> **DETALHES DA TAREFA**
No trecho sobre o devir-cego e a visosfera, traduza para o inglês esta frase: "Assim, não é certo que uma pessoa cega possa entrar num devir-cego."

Talvez eu pudesse nomear essa força como um devir-cego. Penso que esse devir-cego pode ser um modo, uma tentativa de escapar do que eu chamo de escravidão da imagem visual. Barthes, em seu já citado ensaio sobre Brecht, fala de uma logosfera: “Tudo o que lemos e ouvimos recobre-nos como uma toalha, rodeia-nos e envolve-nos como um meio: (…) Essa logosfera nos é dada por nossa época, nossa classe, nosso ofício: é um ‘dado’ de nosso sujeito” (BARTHES: 2007: 312). Gostaria de adicionar a essa logosfera mais uma camada, que por analogia chamarei de visosfera: tudo que vemos também nos vê e nos recobre como uma pele. Não estou dizendo com isso que uma pessoa cega se encontra fora da visosfera; a logosfera contém a visosfera, e em “tudo que lemos e ouvimos” existe um regime de visualidade. Ocorre que com a pessoa cega a visosfera se constitui a partir de dados não visuais. Assim, não é certo que uma pessoa cega possa entrar num devir-cego. Por outro lado, o devir-cego também não acontece quando uma pessoa que enxerga se coloca no lugar de uma pessoa cega. O devir-cego seria uma força que romperia a pele da visosfera e da logosfera, e não é certo que se consiga isso. Eis uma primeira imagem de um Corpo Sem Pele: um corpo sem logosfera.

 

O Bordado

 

Fernando Codeço, Estrutura material da obra Corpo Sem Pele, 2011

 

Perguntei para Camila se ela havia feito escolhas em relação às cores para realizar a performance. Ela me respondeu que sim, que havia tentado aproximar o vermelho do amarelo, porque lembrava que na sua infância gostava de usar essas cores nos bordados que fazia para decorar toalhas e panos. Bordado que sua avó lhe ensinara a fazer sobre um tecido chamado Vagonite. Olhando para a imagem que Camila criou vemos que de fato existe essa orientação na composição. As duas cores aproximadas por ela constituem a estrutura do corpo, o azul parece ter certa independência. Na área da cabeça isso fica evidente, o amarelo cria o contorno da cabeça, o vermelho a preenche, o azul atravessa a cabeça como um raio horizontal ligando uma lateral à outra do quadro sem nenhum compromisso com a figura. 

Ora, temos aí um dado da visosfera de Camila que se materializou na composição que realizou no “corpo sem pele”, mas qual é o sentido desse dado? O que ele informa? Teria ele alguma relevância? Camila acha que sim, e diz que a experiência da performance Corpo Sem Pele tem semelhanças com a do bordado ensinado a ela por sua avó. Em que consiste e qual o sentido dessa semelhança? Talvez a resposta esteja na própria trama que a palavra sentido contém: “Ora, o próprio sentido é um entrelaçamento, uma perversidade. Ao menos três paradigmas aí produzem nós e jogos: os paradigmas do semiótico (o sentido-sema), do estético (o sentido-aisthesis) e do patético (o sentido-pathos)”. (DIDI-HUBERMAN: 2012: 19)

> **REGISTROS ARMAZENADOS**

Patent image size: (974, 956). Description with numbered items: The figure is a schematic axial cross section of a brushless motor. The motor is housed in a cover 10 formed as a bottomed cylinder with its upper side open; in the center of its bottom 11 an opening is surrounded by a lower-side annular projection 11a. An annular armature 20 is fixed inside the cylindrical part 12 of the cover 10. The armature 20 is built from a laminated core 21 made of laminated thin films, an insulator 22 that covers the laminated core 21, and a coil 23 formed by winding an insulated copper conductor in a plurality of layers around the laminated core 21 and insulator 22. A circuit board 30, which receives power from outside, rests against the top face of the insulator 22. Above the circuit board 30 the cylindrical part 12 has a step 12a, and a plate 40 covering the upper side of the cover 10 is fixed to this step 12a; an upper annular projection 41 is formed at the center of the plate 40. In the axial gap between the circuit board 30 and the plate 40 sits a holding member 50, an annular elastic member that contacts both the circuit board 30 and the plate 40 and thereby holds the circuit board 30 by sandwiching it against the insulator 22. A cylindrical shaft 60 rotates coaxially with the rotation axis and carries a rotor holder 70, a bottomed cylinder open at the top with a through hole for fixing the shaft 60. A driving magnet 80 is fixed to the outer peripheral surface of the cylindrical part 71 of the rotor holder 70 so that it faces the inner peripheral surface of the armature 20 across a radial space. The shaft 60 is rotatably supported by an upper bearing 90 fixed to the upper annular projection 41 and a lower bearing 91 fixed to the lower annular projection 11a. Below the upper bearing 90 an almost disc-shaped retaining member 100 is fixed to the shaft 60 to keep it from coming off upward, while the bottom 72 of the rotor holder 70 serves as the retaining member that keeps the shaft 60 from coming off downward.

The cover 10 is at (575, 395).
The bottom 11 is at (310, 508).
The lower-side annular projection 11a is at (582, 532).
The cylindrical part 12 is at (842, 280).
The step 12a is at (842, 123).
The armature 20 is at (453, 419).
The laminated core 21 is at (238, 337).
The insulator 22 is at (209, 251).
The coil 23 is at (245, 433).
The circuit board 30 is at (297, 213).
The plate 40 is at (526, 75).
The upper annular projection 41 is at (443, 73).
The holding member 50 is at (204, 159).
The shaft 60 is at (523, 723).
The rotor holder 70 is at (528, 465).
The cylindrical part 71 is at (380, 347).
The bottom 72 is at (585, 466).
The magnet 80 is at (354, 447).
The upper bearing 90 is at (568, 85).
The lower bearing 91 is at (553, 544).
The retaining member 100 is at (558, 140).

> **RESPOSTA CORRETA**
Thus, it is not certain that a blind person can enter into a becoming-blind.